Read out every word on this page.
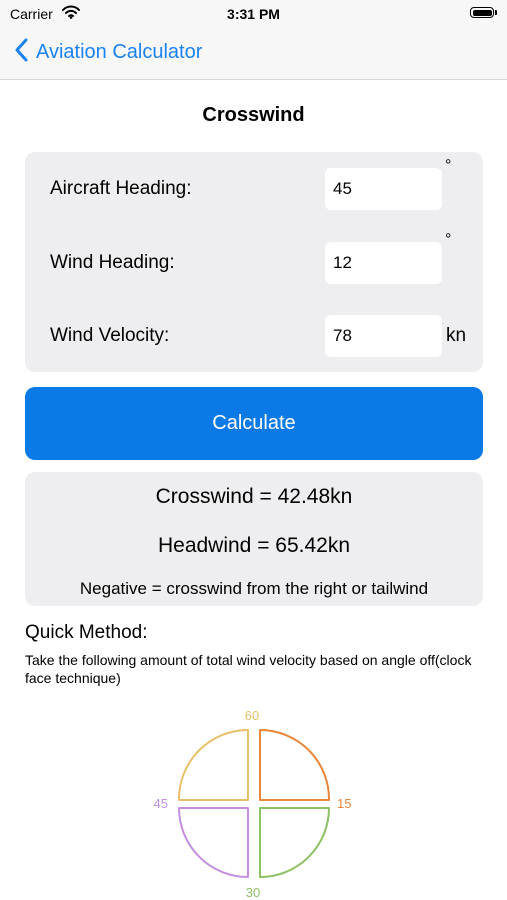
Carrier	3:31 PM
Aviation Calculator
Crosswind
Aircraft Heading:
45
°
Wind Heading:
12
°
Wind Velocity:
78	kn
Calculate
Crosswind = 42.48kn
Headwind = 65.42kn
Negative = crosswind from the right or tailwind
Quick Method:
Take the following amount of total wind velocity based on angle off(clock face technique)
60
15
30
45
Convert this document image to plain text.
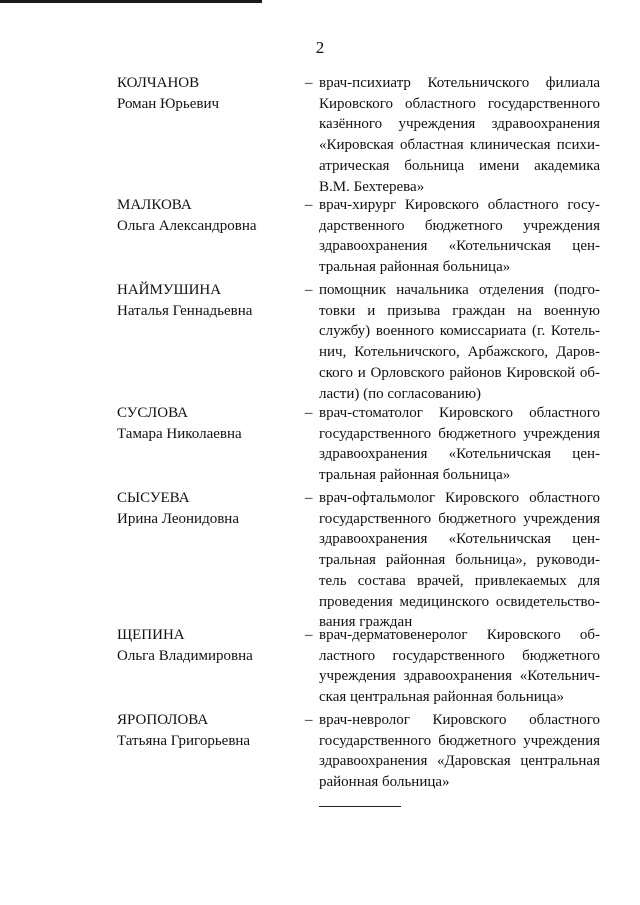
2
КОЛЧАНОВ
Роман Юрьевич
– врач-психиатр Котельничского филиала
Кировского областного государственного
казённого учреждения здравоохранения
«Кировская областная клиническая психи-
атрическая больница имени академика
В.М. Бехтерева»
МАЛКОВА
Ольга Александровна
– врач-хирург Кировского областного госу-
дарственного бюджетного учреждения
здравоохранения «Котельничская цен-
тральная районная больница»
НАЙМУШИНА
Наталья Геннадьевна
– помощник начальника отделения (подго-
товки и призыва граждан на военную
службу) военного комиссариата (г. Котель-
нич, Котельничского, Арбажского, Даров-
ского и Орловского районов Кировской об-
ласти) (по согласованию)
СУСЛОВА
Тамара Николаевна
– врач-стоматолог Кировского областного
государственного бюджетного учреждения
здравоохранения «Котельничская цен-
тральная районная больница»
СЫСУЕВА
Ирина Леонидовна
– врач-офтальмолог Кировского областного
государственного бюджетного учреждения
здравоохранения «Котельничская цен-
тральная районная больница», руководи-
тель состава врачей, привлекаемых для
проведения медицинского освидетельство-
вания граждан
ЩЕПИНА
Ольга Владимировна
– врач-дерматовенеролог Кировского об-
ластного государственного бюджетного
учреждения здравоохранения «Котельнич-
ская центральная районная больница»
ЯРОПОЛОВА
Татьяна Григорьевна
– врач-невролог Кировского областного
государственного бюджетного учреждения
здравоохранения «Даровская центральная
районная больница»
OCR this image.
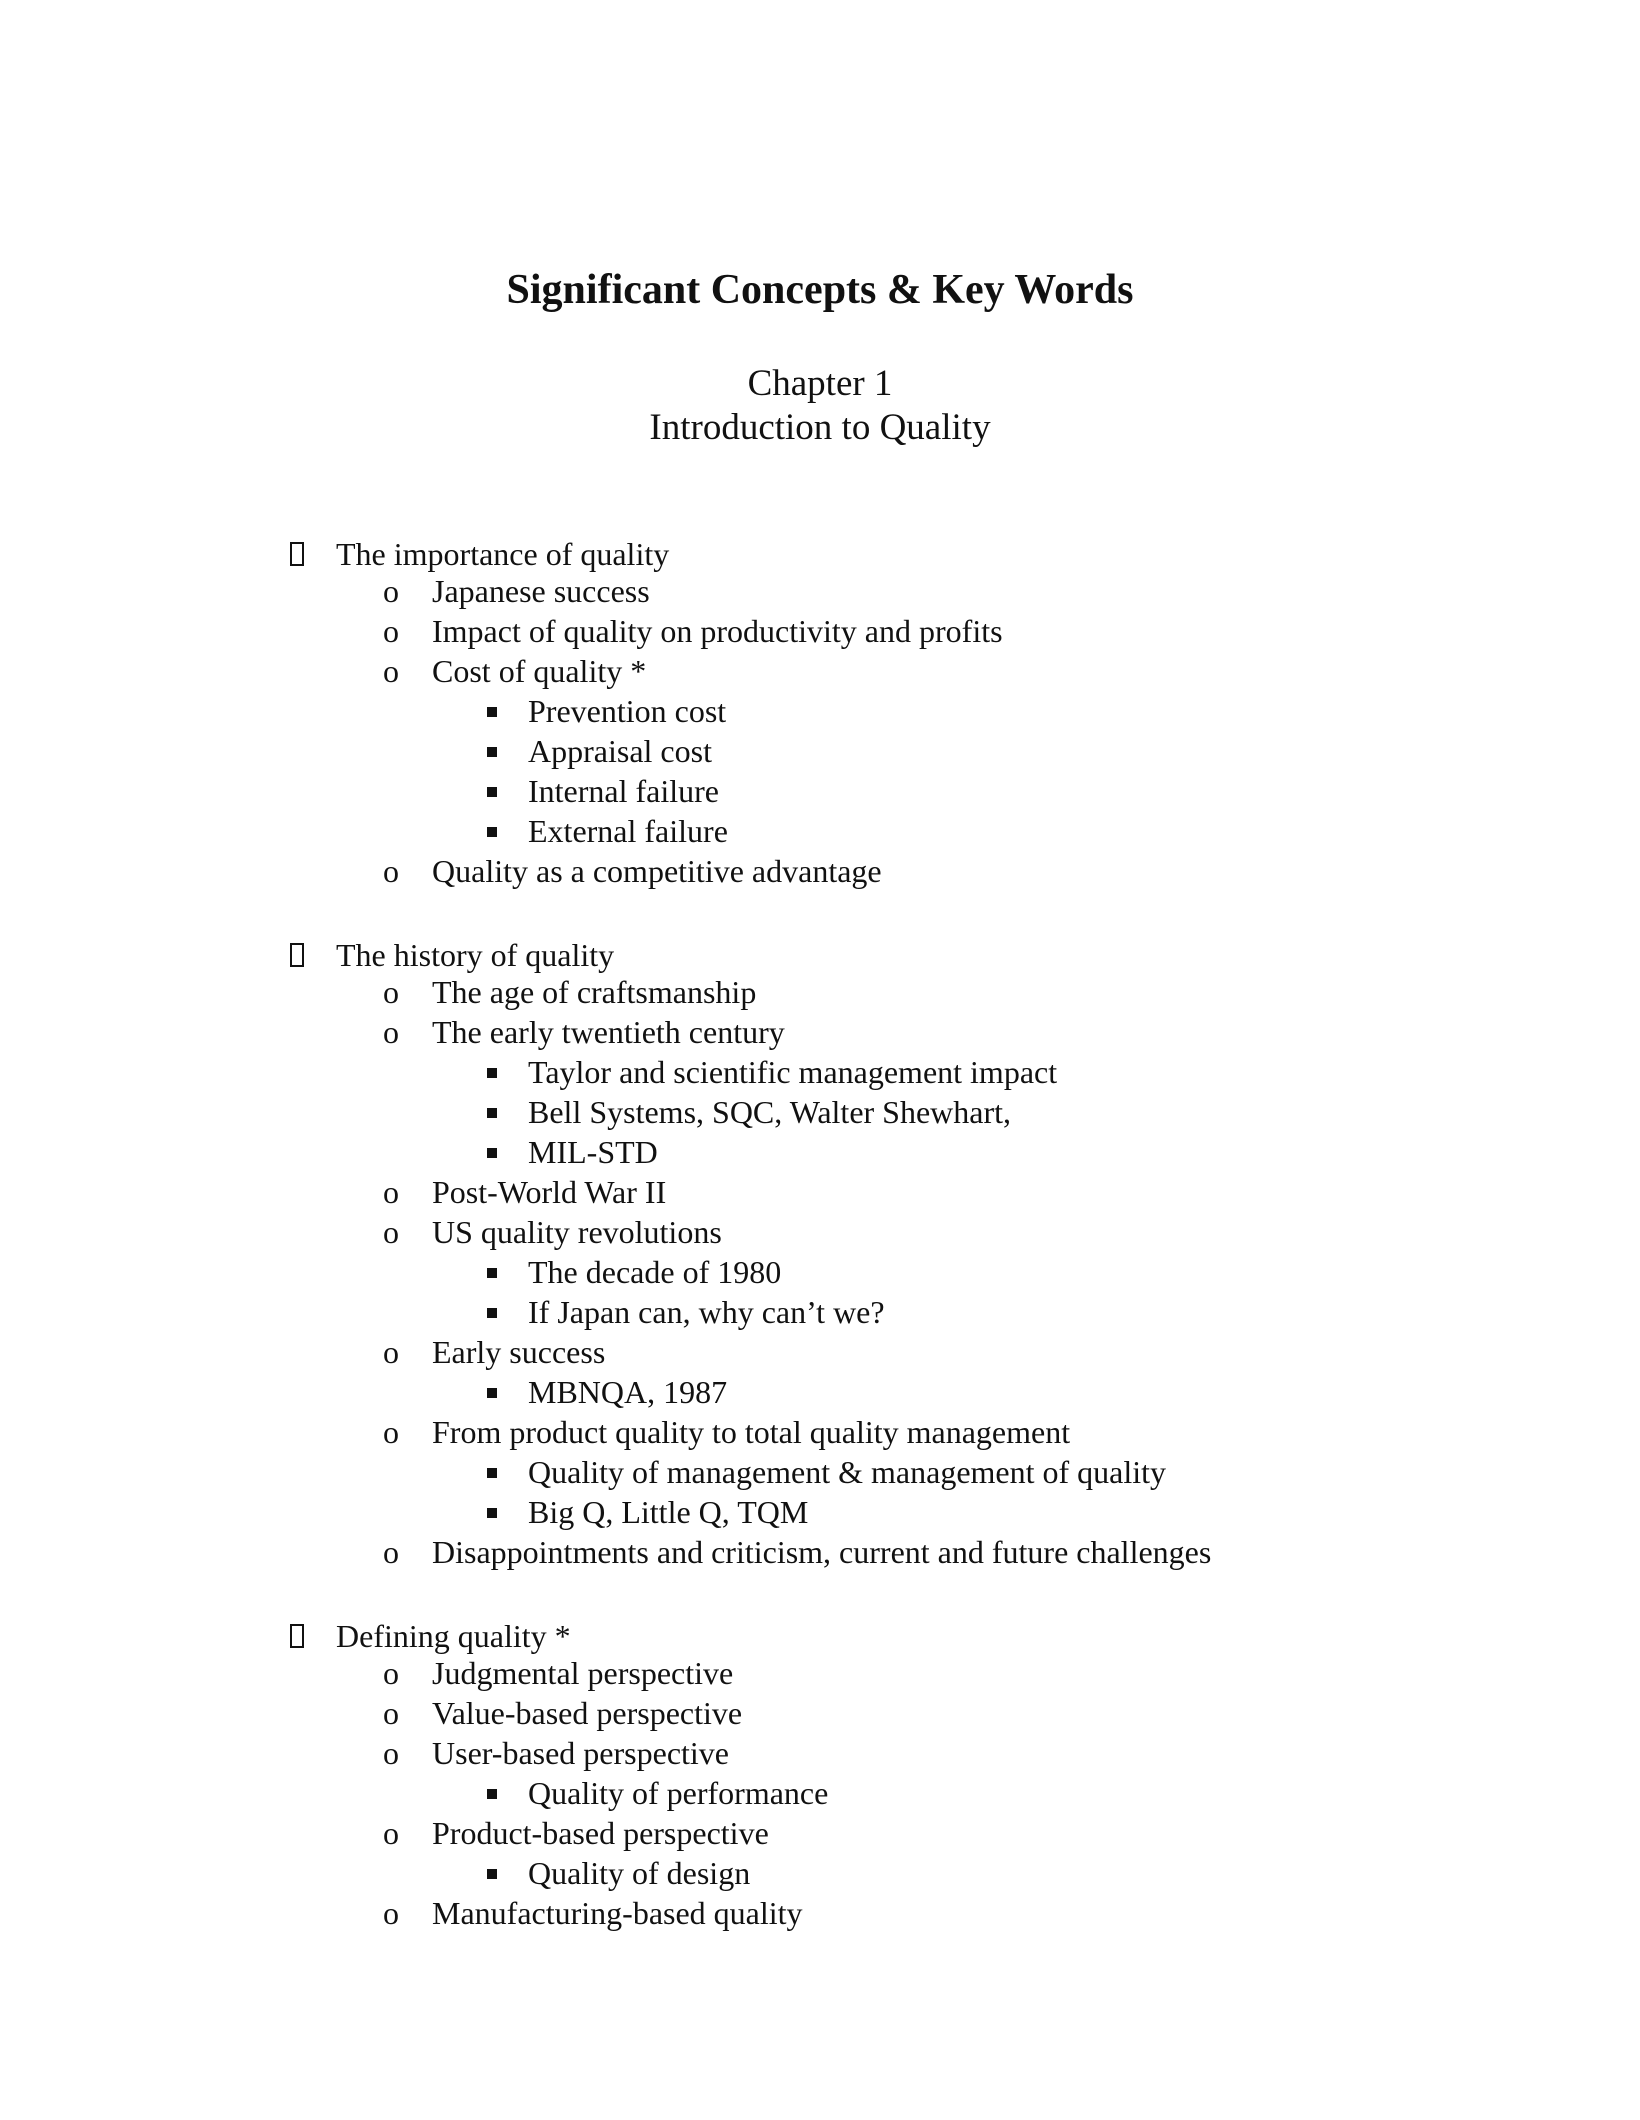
Significant Concepts & Key Words
Chapter 1
Introduction to Quality
The importance of quality
o Japanese success
o Impact of quality on productivity and profits
o Cost of quality *
Prevention cost
Appraisal cost
Internal failure
External failure
o Quality as a competitive advantage
The history of quality
o The age of craftsmanship
o The early twentieth century
Taylor and scientific management impact
Bell Systems, SQC, Walter Shewhart,
MIL-STD
o Post-World War II
o US quality revolutions
The decade of 1980
If Japan can, why can’t we?
o Early success
MBNQA, 1987
o From product quality to total quality management
Quality of management & management of quality
Big Q, Little Q, TQM
o Disappointments and criticism, current and future challenges
Defining quality *
o Judgmental perspective
o Value-based perspective
o User-based perspective
Quality of performance
o Product-based perspective
Quality of design
o Manufacturing-based quality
------------------------------------
• _Exercise details_
Output the full set of records above without changing a word, and drop the images.

• _Result of this task_
Read out every word on this page.
Carrier	3:31 PM
Aviation Calculator
Crosswind
Aircraft Heading:
45
°
Wind Heading:
12
°
Wind Velocity:
78	kn
Calculate
Crosswind = 42.48kn
Headwind = 65.42kn
Negative = crosswind from the right or tailwind
Quick Method:
Take the following amount of total wind velocity based on angle off(clock face technique)
60
15
30
45
Convert this document image to plain text.
2
КОЛЧАНОВ
Роман Юрьевич
– врач-психиатр Котельничского филиала
Кировского областного государственного
казённого учреждения здравоохранения
«Кировская областная клиническая психи-
атрическая больница имени академика
В.М. Бехтерева»
МАЛКОВА
Ольга Александровна
– врач-хирург Кировского областного госу-
дарственного бюджетного учреждения
здравоохранения «Котельничская цен-
тральная районная больница»
НАЙМУШИНА
Наталья Геннадьевна
– помощник начальника отделения (подго-
товки и призыва граждан на военную
службу) военного комиссариата (г. Котель-
нич, Котельничского, Арбажского, Даров-
ского и Орловского районов Кировской об-
ласти) (по согласованию)
СУСЛОВА
Тамара Николаевна
– врач-стоматолог Кировского областного
государственного бюджетного учреждения
здравоохранения «Котельничская цен-
тральная районная больница»
СЫСУЕВА
Ирина Леонидовна
– врач-офтальмолог Кировского областного
государственного бюджетного учреждения
здравоохранения «Котельничская цен-
тральная районная больница», руководи-
тель состава врачей, привлекаемых для
проведения медицинского освидетельство-
вания граждан
ЩЕПИНА
Ольга Владимировна
– врач-дерматовенеролог Кировского об-
ластного государственного бюджетного
учреждения здравоохранения «Котельнич-
ская центральная районная больница»
ЯРОПОЛОВА
Татьяна Григорьевна
– врач-невролог Кировского областного
государственного бюджетного учреждения
здравоохранения «Даровская центральная
районная больница»
OCR this image.
Significant Concepts & Key Words
Chapter 1
Introduction to Quality
The importance of quality
o Japanese success
o Impact of quality on productivity and profits
o Cost of quality *
Prevention cost
Appraisal cost
Internal failure
External failure
o Quality as a competitive advantage
The history of quality
o The age of craftsmanship
o The early twentieth century
Taylor and scientific management impact
Bell Systems, SQC, Walter Shewhart,
MIL-STD
o Post-World War II
o US quality revolutions
The decade of 1980
If Japan can, why can’t we?
o Early success
MBNQA, 1987
o From product quality to total quality management
Quality of management & management of quality
Big Q, Little Q, TQM
o Disappointments and criticism, current and future challenges
Defining quality *
o Judgmental perspective
o Value-based perspective
o User-based perspective
Quality of performance
o Product-based perspective
Quality of design
o Manufacturing-based quality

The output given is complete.